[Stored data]
_ _ _ _ _
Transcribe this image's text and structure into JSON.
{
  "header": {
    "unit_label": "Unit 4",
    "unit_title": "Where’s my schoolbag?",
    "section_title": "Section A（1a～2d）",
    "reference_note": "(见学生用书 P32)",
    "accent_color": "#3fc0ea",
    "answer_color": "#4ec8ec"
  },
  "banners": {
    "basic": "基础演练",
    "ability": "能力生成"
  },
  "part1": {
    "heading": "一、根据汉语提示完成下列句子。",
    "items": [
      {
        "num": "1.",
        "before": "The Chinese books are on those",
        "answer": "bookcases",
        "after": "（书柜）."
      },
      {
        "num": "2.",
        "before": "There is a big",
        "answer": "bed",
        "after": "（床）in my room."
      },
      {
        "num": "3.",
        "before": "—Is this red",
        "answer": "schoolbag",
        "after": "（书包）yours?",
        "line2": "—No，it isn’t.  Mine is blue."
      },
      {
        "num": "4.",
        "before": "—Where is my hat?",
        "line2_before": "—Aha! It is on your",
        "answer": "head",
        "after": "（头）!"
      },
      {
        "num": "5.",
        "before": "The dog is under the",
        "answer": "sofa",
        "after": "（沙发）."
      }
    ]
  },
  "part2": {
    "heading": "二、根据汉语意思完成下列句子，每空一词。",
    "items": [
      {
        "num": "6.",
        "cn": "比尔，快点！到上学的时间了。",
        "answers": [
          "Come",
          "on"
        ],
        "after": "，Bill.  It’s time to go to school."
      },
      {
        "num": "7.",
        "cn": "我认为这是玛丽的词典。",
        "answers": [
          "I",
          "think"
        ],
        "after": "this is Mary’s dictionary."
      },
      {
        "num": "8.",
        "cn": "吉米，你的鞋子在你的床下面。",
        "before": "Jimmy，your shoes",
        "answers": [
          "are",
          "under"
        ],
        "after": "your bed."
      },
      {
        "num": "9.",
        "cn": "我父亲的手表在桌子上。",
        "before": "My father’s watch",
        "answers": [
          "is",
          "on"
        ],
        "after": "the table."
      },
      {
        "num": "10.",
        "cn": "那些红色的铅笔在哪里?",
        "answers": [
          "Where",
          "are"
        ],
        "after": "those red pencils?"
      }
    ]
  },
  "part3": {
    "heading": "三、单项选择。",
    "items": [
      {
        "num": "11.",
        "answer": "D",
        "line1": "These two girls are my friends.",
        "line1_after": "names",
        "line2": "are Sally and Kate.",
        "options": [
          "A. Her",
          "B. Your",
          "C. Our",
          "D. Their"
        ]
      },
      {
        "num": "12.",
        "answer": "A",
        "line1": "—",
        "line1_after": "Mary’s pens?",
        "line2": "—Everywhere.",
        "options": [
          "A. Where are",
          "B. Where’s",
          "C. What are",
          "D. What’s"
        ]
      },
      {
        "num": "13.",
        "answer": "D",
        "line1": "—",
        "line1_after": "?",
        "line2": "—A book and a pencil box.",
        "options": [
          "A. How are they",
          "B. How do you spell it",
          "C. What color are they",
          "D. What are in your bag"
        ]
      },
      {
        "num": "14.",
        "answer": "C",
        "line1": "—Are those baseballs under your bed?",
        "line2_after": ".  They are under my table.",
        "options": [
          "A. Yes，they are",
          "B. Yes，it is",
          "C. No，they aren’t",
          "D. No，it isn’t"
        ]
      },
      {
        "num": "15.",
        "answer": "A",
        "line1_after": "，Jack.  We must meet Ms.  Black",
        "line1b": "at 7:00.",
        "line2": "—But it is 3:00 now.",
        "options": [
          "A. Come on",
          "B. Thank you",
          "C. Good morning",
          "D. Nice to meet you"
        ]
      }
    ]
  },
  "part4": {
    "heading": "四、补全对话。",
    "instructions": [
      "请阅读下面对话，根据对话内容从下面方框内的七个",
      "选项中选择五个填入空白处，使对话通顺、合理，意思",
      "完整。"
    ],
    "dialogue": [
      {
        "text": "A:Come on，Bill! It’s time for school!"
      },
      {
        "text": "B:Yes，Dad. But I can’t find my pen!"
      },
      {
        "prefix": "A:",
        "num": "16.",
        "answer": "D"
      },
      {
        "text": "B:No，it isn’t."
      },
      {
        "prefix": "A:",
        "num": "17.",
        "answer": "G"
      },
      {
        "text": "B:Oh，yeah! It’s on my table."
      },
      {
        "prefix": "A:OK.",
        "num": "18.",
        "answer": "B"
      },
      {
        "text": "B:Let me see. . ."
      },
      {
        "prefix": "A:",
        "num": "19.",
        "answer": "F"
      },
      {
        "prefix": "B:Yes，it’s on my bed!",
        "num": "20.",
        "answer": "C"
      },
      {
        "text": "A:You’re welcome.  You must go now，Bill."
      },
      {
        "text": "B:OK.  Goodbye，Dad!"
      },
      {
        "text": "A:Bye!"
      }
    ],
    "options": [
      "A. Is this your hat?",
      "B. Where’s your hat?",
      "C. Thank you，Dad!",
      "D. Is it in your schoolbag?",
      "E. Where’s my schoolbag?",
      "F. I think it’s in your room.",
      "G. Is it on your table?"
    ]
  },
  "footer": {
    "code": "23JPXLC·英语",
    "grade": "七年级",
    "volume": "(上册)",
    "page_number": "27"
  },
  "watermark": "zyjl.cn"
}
_ _ _ _ _
Task prompt -
Using the listing above, pull out all lines that hold the word "meet".

Response to the exercise -
        "line1_after": "，Jack.  We must meet Ms.  Black",
          "D. Nice to meet you"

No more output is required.